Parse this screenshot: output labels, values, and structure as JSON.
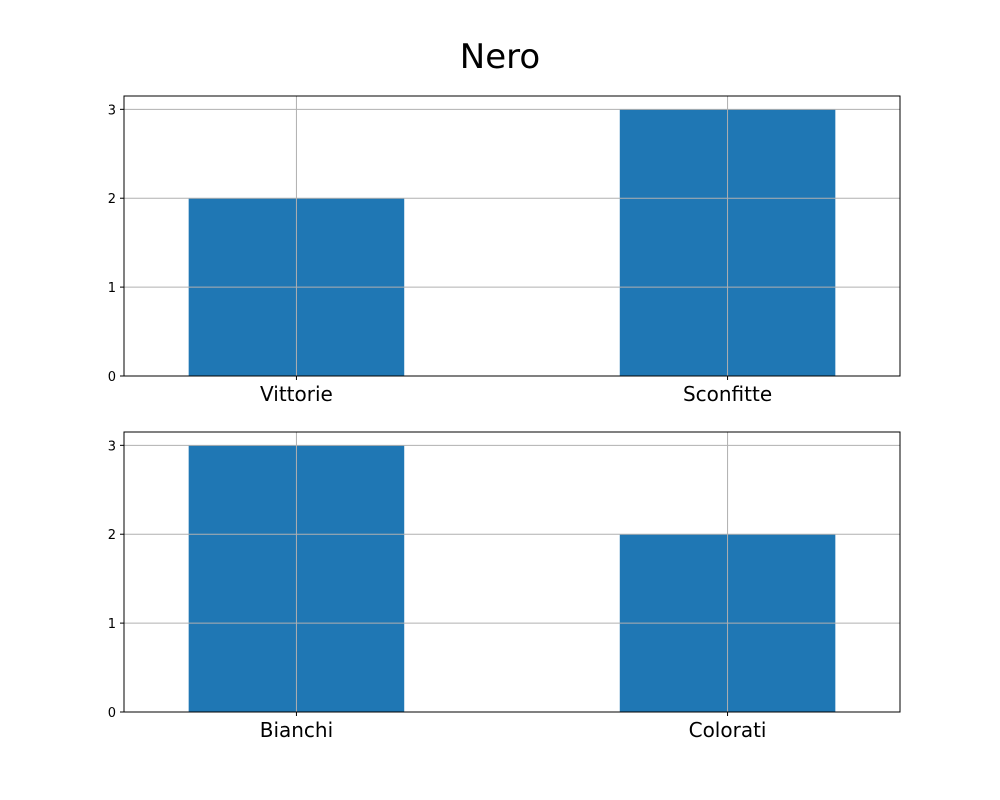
{
  "title": "Nero",
  "colors": {
    "bar": "#1f77b4",
    "grid": "#b0b0b0",
    "axis": "#000000"
  },
  "chart_data": [
    {
      "type": "bar",
      "categories": [
        "Vittorie",
        "Sconfitte"
      ],
      "values": [
        2,
        3
      ],
      "yticks": [
        "0",
        "1",
        "2",
        "3"
      ],
      "ylim": [
        0,
        3.15
      ],
      "grid": true
    },
    {
      "type": "bar",
      "categories": [
        "Bianchi",
        "Colorati"
      ],
      "values": [
        3,
        2
      ],
      "yticks": [
        "0",
        "1",
        "2",
        "3"
      ],
      "ylim": [
        0,
        3.15
      ],
      "grid": true
    }
  ]
}
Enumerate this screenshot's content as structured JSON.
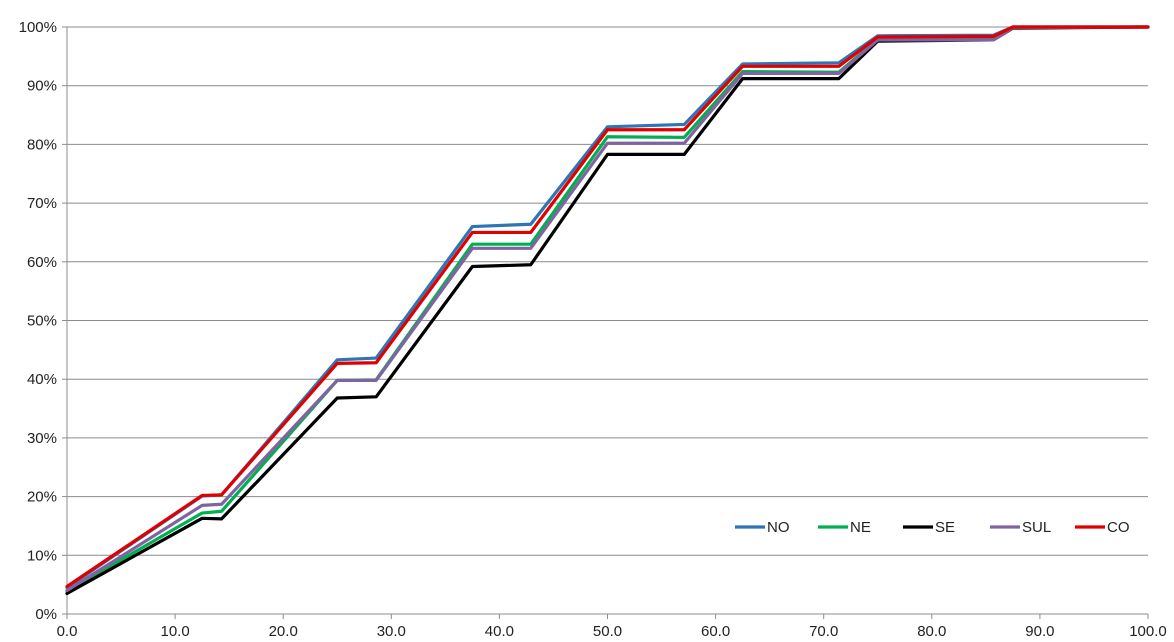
{
  "chart_data": {
    "type": "line",
    "title": "",
    "xlabel": "",
    "ylabel": "",
    "xlim": [
      0,
      100
    ],
    "ylim": [
      0,
      100
    ],
    "grid": "horizontal",
    "legend_position": "bottom-right",
    "x_ticks": [
      0,
      10,
      20,
      30,
      40,
      50,
      60,
      70,
      80,
      90,
      100
    ],
    "x_tick_labels": [
      "0.0",
      "10.0",
      "20.0",
      "30.0",
      "40.0",
      "50.0",
      "60.0",
      "70.0",
      "80.0",
      "90.0",
      "100.0"
    ],
    "y_ticks": [
      0,
      10,
      20,
      30,
      40,
      50,
      60,
      70,
      80,
      90,
      100
    ],
    "y_tick_labels": [
      "0%",
      "10%",
      "20%",
      "30%",
      "40%",
      "50%",
      "60%",
      "70%",
      "80%",
      "90%",
      "100%"
    ],
    "x": [
      0,
      12.5,
      14.3,
      25,
      28.6,
      37.5,
      42.9,
      50,
      57.1,
      62.5,
      71.4,
      75,
      85.7,
      87.5,
      100
    ],
    "series": [
      {
        "name": "NO",
        "color": "#2E75B6",
        "values": [
          4.5,
          20.1,
          20.3,
          43.3,
          43.6,
          66.0,
          66.4,
          83.0,
          83.4,
          93.7,
          93.9,
          98.5,
          98.6,
          100,
          100
        ]
      },
      {
        "name": "NE",
        "color": "#00B050",
        "values": [
          3.9,
          17.2,
          17.5,
          39.8,
          39.9,
          63.0,
          63.0,
          81.3,
          81.2,
          92.4,
          92.3,
          97.9,
          98.1,
          100,
          100
        ]
      },
      {
        "name": "SE",
        "color": "#000000",
        "values": [
          3.5,
          16.3,
          16.2,
          36.8,
          37.0,
          59.2,
          59.5,
          78.3,
          78.3,
          91.2,
          91.2,
          97.6,
          97.8,
          99.8,
          100
        ]
      },
      {
        "name": "SUL",
        "color": "#8064A2",
        "values": [
          4.0,
          18.5,
          18.7,
          39.8,
          39.8,
          62.3,
          62.3,
          80.2,
          80.2,
          92.1,
          92.1,
          97.8,
          97.8,
          99.9,
          100
        ]
      },
      {
        "name": "CO",
        "color": "#E00000",
        "values": [
          4.7,
          20.2,
          20.3,
          42.7,
          42.8,
          65.0,
          65.0,
          82.5,
          82.5,
          93.3,
          93.3,
          98.3,
          98.4,
          100,
          100
        ]
      }
    ]
  }
}
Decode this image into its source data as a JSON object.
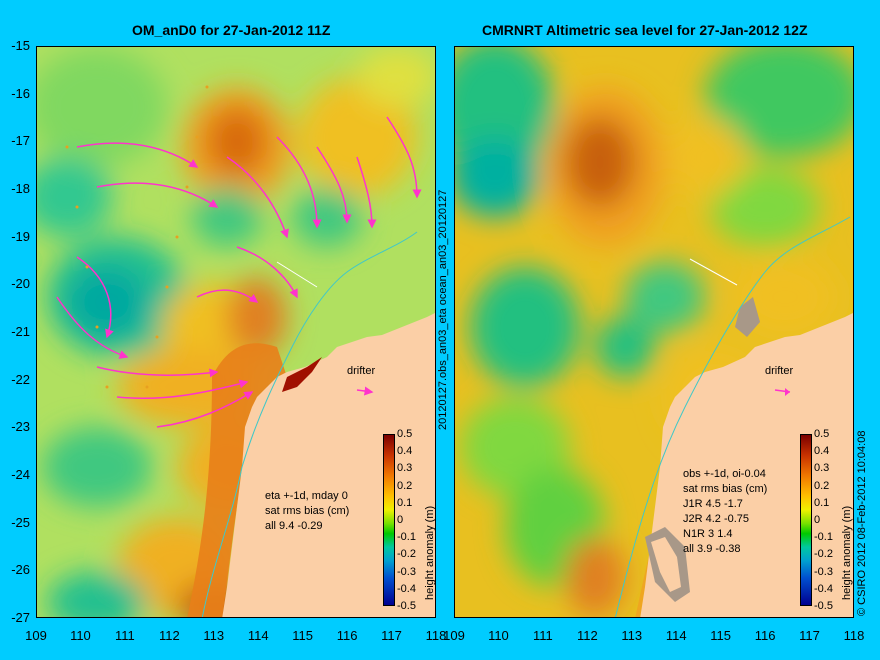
{
  "left_title": "OM_anD0 for 27-Jan-2012 11Z",
  "right_title": "CMRNRT Altimetric sea level  for 27-Jan-2012 12Z",
  "y_ticks": [
    "-15",
    "-16",
    "-17",
    "-18",
    "-19",
    "-20",
    "-21",
    "-22",
    "-23",
    "-24",
    "-25",
    "-26",
    "-27"
  ],
  "x_ticks_left": [
    "109",
    "110",
    "111",
    "112",
    "113",
    "114",
    "115",
    "116",
    "117",
    "118"
  ],
  "x_ticks_right": [
    "109",
    "110",
    "111",
    "112",
    "113",
    "114",
    "115",
    "116",
    "117",
    "118"
  ],
  "side_label": "20120127.obs_an03_eta   ocean_an03_20120127",
  "left_info": [
    "eta +-1d, mday 0",
    "sat rms bias (cm)",
    "all 9.4 -0.29"
  ],
  "right_info": [
    "obs +-1d, oi-0.04",
    "sat rms bias (cm)",
    "J1R  4.5 -1.7",
    "J2R  4.2 -0.75",
    "N1R  3 1.4",
    "all 3.9 -0.38"
  ],
  "drifter_label": "drifter",
  "colorbar_ticks": [
    "0.5",
    "0.4",
    "0.3",
    "0.2",
    "0.1",
    "0",
    "-0.1",
    "-0.2",
    "-0.3",
    "-0.4",
    "-0.5"
  ],
  "colorbar_label": "height anomaly (m)",
  "copyright": "© CSIRO 2012  08-Feb-2012 10:04:08",
  "colors": {
    "background": "#00ccff",
    "land": "#fbcfa6",
    "arrow": "#ff33cc"
  }
}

What is expected: Pictures stay out; reproduce every line of the records exactly.

Task result:
Parse this screenshot: output labels, values, and structure as JSON.
{
  "title": "Nero",
  "colors": {
    "bar": "#1f77b4",
    "grid": "#b0b0b0",
    "axis": "#000000"
  },
  "chart_data": [
    {
      "type": "bar",
      "categories": [
        "Vittorie",
        "Sconfitte"
      ],
      "values": [
        2,
        3
      ],
      "yticks": [
        "0",
        "1",
        "2",
        "3"
      ],
      "ylim": [
        0,
        3.15
      ],
      "grid": true
    },
    {
      "type": "bar",
      "categories": [
        "Bianchi",
        "Colorati"
      ],
      "values": [
        3,
        2
      ],
      "yticks": [
        "0",
        "1",
        "2",
        "3"
      ],
      "ylim": [
        0,
        3.15
      ],
      "grid": true
    }
  ]
}
Enumerate this screenshot's content as structured JSON.
{
  "chart_data": {
    "type": "line",
    "title": "",
    "xlabel": "",
    "ylabel": "",
    "xlim": [
      0,
      100
    ],
    "ylim": [
      0,
      100
    ],
    "grid": "horizontal",
    "legend_position": "bottom-right",
    "x_ticks": [
      0,
      10,
      20,
      30,
      40,
      50,
      60,
      70,
      80,
      90,
      100
    ],
    "x_tick_labels": [
      "0.0",
      "10.0",
      "20.0",
      "30.0",
      "40.0",
      "50.0",
      "60.0",
      "70.0",
      "80.0",
      "90.0",
      "100.0"
    ],
    "y_ticks": [
      0,
      10,
      20,
      30,
      40,
      50,
      60,
      70,
      80,
      90,
      100
    ],
    "y_tick_labels": [
      "0%",
      "10%",
      "20%",
      "30%",
      "40%",
      "50%",
      "60%",
      "70%",
      "80%",
      "90%",
      "100%"
    ],
    "x": [
      0,
      12.5,
      14.3,
      25,
      28.6,
      37.5,
      42.9,
      50,
      57.1,
      62.5,
      71.4,
      75,
      85.7,
      87.5,
      100
    ],
    "series": [
      {
        "name": "NO",
        "color": "#2E75B6",
        "values": [
          4.5,
          20.1,
          20.3,
          43.3,
          43.6,
          66.0,
          66.4,
          83.0,
          83.4,
          93.7,
          93.9,
          98.5,
          98.6,
          100,
          100
        ]
      },
      {
        "name": "NE",
        "color": "#00B050",
        "values": [
          3.9,
          17.2,
          17.5,
          39.8,
          39.9,
          63.0,
          63.0,
          81.3,
          81.2,
          92.4,
          92.3,
          97.9,
          98.1,
          100,
          100
        ]
      },
      {
        "name": "SE",
        "color": "#000000",
        "values": [
          3.5,
          16.3,
          16.2,
          36.8,
          37.0,
          59.2,
          59.5,
          78.3,
          78.3,
          91.2,
          91.2,
          97.6,
          97.8,
          99.8,
          100
        ]
      },
      {
        "name": "SUL",
        "color": "#8064A2",
        "values": [
          4.0,
          18.5,
          18.7,
          39.8,
          39.8,
          62.3,
          62.3,
          80.2,
          80.2,
          92.1,
          92.1,
          97.8,
          97.8,
          99.9,
          100
        ]
      },
      {
        "name": "CO",
        "color": "#E00000",
        "values": [
          4.7,
          20.2,
          20.3,
          42.7,
          42.8,
          65.0,
          65.0,
          82.5,
          82.5,
          93.3,
          93.3,
          98.3,
          98.4,
          100,
          100
        ]
      }
    ]
  }
}
Decode this image into its source data as a JSON object.
{
  "left_title": "OM_anD0 for 27-Jan-2012 11Z",
  "right_title": "CMRNRT Altimetric sea level  for 27-Jan-2012 12Z",
  "y_ticks": [
    "-15",
    "-16",
    "-17",
    "-18",
    "-19",
    "-20",
    "-21",
    "-22",
    "-23",
    "-24",
    "-25",
    "-26",
    "-27"
  ],
  "x_ticks_left": [
    "109",
    "110",
    "111",
    "112",
    "113",
    "114",
    "115",
    "116",
    "117",
    "118"
  ],
  "x_ticks_right": [
    "109",
    "110",
    "111",
    "112",
    "113",
    "114",
    "115",
    "116",
    "117",
    "118"
  ],
  "side_label": "20120127.obs_an03_eta   ocean_an03_20120127",
  "left_info": [
    "eta +-1d, mday 0",
    "sat rms bias (cm)",
    "all 9.4 -0.29"
  ],
  "right_info": [
    "obs +-1d, oi-0.04",
    "sat rms bias (cm)",
    "J1R  4.5 -1.7",
    "J2R  4.2 -0.75",
    "N1R  3 1.4",
    "all 3.9 -0.38"
  ],
  "drifter_label": "drifter",
  "colorbar_ticks": [
    "0.5",
    "0.4",
    "0.3",
    "0.2",
    "0.1",
    "0",
    "-0.1",
    "-0.2",
    "-0.3",
    "-0.4",
    "-0.5"
  ],
  "colorbar_label": "height anomaly (m)",
  "copyright": "© CSIRO 2012  08-Feb-2012 10:04:08",
  "colors": {
    "background": "#00ccff",
    "land": "#fbcfa6",
    "arrow": "#ff33cc"
  }
}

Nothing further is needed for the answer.